### [What the task requires]
Count every line in the following entries where the word "Fcst" appears. Give the count alone.

::::

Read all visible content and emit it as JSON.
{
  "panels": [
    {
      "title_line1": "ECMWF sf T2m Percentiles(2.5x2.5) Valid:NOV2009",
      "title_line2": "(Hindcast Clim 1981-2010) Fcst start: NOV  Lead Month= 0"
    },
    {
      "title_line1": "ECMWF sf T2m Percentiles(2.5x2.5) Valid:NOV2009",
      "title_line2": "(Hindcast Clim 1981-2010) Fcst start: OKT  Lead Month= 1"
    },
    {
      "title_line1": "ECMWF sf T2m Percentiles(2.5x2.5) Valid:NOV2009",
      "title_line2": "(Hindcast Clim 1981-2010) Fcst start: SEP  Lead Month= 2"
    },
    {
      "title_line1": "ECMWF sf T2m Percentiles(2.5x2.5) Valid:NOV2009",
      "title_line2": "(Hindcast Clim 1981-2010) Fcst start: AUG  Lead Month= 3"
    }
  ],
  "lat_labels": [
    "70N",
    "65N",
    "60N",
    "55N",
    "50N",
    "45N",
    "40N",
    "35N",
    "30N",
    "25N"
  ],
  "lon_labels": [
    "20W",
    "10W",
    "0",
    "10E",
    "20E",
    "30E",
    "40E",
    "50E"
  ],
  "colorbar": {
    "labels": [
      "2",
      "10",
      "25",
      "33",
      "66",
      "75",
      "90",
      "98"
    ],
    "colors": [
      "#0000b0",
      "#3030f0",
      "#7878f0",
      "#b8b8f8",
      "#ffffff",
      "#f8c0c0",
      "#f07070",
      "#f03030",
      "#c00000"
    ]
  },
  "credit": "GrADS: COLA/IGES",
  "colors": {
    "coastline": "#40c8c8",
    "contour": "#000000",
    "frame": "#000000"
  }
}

::::

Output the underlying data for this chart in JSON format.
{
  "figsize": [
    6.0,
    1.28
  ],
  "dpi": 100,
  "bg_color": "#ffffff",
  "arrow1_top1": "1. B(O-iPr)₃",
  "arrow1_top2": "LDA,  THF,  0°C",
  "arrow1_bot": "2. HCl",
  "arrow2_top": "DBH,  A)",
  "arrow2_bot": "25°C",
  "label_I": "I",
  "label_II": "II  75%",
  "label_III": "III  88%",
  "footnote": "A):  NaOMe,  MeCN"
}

::::

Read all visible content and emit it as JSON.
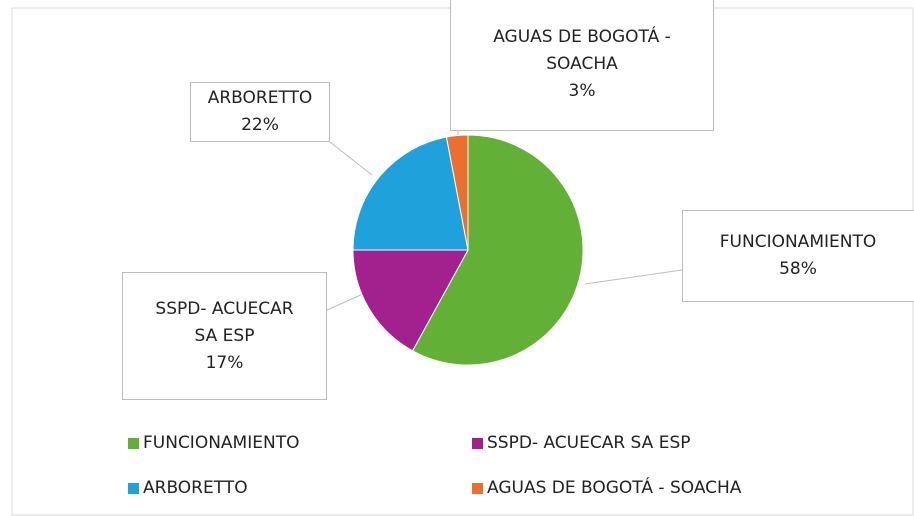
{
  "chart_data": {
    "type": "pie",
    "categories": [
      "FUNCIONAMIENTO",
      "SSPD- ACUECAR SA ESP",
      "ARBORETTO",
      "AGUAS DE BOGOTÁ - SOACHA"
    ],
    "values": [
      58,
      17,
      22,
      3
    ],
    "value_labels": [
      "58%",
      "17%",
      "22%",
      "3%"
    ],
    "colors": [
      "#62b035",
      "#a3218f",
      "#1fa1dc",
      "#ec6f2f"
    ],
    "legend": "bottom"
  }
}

::::

### [Result of the exercise]
4